June 1, 2006 For the first time, a wireless communication system is being tested in simulated emergencies. Dispatchers can locate responders with GPS and give them directions by text message. The system relies on wireless routers, which may be still available during a disaster even when cell phone towers are down.
PHILADELPHIA--In an emergency, seconds count. Wireless communication systems can help responders save lives. During 9/11, communication was challenging because the communications were destroyed in the attack. Researchers say a wireless system may be the answer.
"Hello. Drexel Public Safety."
A suspicious package is reported, and the Public Safety Command Center at Drexel University goes into action.
"Alright, Rich. Let's inform Bike Patrol One we've located it at the east entrance."
This is only a test, but this test could end up saving lives. For the first time, a wireless communication system is being used in a simulated emergency.
Using GPS technology, the dispatcher locates a patrol officer nearby and, instead of a radio, contacts the officer with a text message, giving directions based on the officer's location. The officer responds with his own personal digital assistant.
"It gets beyond just the voice data and really shares information about the situation with the individuals on the ground," says Bill Regli, of the Department of Computer Science at Drexel University.
The Dragon Force system incorporates information from cameras all over the university's campus that show the Command Center what's happening and where. It will be tested in the northeast this summer.
James Sim is President and COO of Drakontas, LLC in Glenside, Pennsylvania, the company that produces Dragon Force. "Now we have visual tools quite literally directing people exactly where they need to go, what they need to do," he tells DBIS. "They can make faster, better decisions based on the information that they can actually see and share with one another."

##############################

# [ACTION ITEM A]
Set down the passage of the article on the Dragon Force wireless system between "This is only" and "personal digital assistant.", inclusive.
# [ACTION ITEM B]
According to the article on the Dragon Force wireless system, which company produces Dragon Force?
# [ACTION ITEM C]
Continue the article on the Dragon Force wireless system from the point where it stops.

[Collection entries]
##############################

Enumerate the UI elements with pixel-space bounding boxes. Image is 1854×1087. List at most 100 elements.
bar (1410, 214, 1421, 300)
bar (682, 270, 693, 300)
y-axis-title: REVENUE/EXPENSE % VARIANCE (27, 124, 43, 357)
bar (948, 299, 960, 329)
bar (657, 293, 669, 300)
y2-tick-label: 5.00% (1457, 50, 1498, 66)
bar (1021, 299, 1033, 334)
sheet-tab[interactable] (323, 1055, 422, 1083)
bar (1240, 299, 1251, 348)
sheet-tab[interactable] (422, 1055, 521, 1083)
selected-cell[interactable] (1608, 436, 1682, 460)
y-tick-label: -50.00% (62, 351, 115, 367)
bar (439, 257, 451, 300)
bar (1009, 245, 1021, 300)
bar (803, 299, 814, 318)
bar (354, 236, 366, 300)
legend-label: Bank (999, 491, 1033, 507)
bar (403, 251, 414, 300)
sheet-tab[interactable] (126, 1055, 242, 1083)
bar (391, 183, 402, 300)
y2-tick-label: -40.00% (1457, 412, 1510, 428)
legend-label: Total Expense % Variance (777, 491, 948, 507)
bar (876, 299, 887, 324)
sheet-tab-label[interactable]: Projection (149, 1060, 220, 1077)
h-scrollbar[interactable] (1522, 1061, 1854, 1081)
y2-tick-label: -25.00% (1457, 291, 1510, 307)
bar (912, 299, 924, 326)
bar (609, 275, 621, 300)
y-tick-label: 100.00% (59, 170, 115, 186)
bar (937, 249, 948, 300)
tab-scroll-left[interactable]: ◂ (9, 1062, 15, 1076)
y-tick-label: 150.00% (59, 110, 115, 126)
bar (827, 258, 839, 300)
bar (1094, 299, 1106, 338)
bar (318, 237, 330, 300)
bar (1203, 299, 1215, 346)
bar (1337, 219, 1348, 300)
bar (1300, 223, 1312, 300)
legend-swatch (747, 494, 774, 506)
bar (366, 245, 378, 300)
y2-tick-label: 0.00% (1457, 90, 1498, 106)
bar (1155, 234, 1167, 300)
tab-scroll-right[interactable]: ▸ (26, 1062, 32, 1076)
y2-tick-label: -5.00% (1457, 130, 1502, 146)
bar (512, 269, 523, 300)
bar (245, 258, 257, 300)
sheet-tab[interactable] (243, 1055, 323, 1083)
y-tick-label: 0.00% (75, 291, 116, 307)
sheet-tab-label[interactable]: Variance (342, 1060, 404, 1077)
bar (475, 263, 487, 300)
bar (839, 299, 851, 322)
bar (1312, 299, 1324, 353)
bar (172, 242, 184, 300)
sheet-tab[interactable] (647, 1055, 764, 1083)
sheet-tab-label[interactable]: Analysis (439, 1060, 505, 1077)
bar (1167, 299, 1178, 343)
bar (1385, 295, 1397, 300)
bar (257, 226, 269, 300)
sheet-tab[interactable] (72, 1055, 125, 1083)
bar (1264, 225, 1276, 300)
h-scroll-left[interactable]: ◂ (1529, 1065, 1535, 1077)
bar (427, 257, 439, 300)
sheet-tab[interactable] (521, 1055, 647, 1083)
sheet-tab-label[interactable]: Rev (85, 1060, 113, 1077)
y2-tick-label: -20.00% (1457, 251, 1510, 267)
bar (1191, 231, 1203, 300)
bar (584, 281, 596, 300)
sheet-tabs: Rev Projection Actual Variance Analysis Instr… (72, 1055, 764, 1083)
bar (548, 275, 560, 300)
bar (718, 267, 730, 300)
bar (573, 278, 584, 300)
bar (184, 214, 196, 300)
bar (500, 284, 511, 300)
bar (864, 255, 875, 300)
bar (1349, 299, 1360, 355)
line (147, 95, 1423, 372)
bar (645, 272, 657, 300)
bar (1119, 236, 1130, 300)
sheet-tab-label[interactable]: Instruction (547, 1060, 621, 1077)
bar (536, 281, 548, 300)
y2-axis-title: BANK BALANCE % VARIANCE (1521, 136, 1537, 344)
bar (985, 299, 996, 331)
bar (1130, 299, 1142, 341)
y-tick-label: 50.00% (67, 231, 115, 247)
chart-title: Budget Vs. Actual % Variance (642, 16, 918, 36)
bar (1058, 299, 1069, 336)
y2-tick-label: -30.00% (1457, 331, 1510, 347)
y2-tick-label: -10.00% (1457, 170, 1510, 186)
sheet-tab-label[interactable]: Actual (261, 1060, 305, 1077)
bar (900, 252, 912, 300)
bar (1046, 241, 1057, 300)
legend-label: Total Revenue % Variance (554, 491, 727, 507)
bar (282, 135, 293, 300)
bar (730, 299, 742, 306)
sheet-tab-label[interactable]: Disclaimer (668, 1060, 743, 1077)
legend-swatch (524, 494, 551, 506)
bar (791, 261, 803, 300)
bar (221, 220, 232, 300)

##############################

# [RESULT A]
This is only a test, but this test could end up saving lives. For the first time, a wireless communication system is being used in a simulated emergency.
Using GPS technology, the dispatcher locates a patrol officer nearby and, instead of a radio, contacts the officer with a text message, giving directions based on the officer's location. The officer responds with his own personal digital assistant.

# [RESULT B]
Drakontas, LLC, in Glenside, Pennsylvania.

# [RESULT C]
Because it's wireless like a laptop using broadband Internet access with a wireless router, Dragon Force wouldn't have been affected in the 9/11 attacks, when cell phone towers and police radios were destroyed.
"Dispatch Bike One and Foot Two."
"The new technology definitely makes me feel more comfortable in the situations if there'd be an attack or a robbery," says Drexel University student Samantha Sheehan.
And at Drexel, future perfection of wireless emergency response is a real probability.
BACKGROUND: Drexel University has developed and deployed next-generation wireless security technology for first responders. The Department of Public Safety in Atlantic County, New Jersey, will apply a $300,000 federal grant to test the technology on campus this summer, contrasting the emergency response rates of teams using the new system with those using traditional communications technology.
ABOUT THE SYSTEM: Called DragonForce, the new system is a suite of applications designed to enhance communications and enable spontaneous networking for campus public safety personnel. The ultimate goal is to have the DragonForce system replace GPS phones, two-way radios, handheld data recorders and incident report pads with a single, handheld PDA device. Among other benefits, it allows GPS to track officers' locations in real-time. Map directions can also be sent using the handheld devices. Each team member receives directions based on their location. This should greatly shorten response times in emergency situations. Later versions of the technology will add such features as the ability to send text messages, the file incident reports from a crime scene, view photos of criminal suspects, and view security videos of incidents mere minutes after they take place.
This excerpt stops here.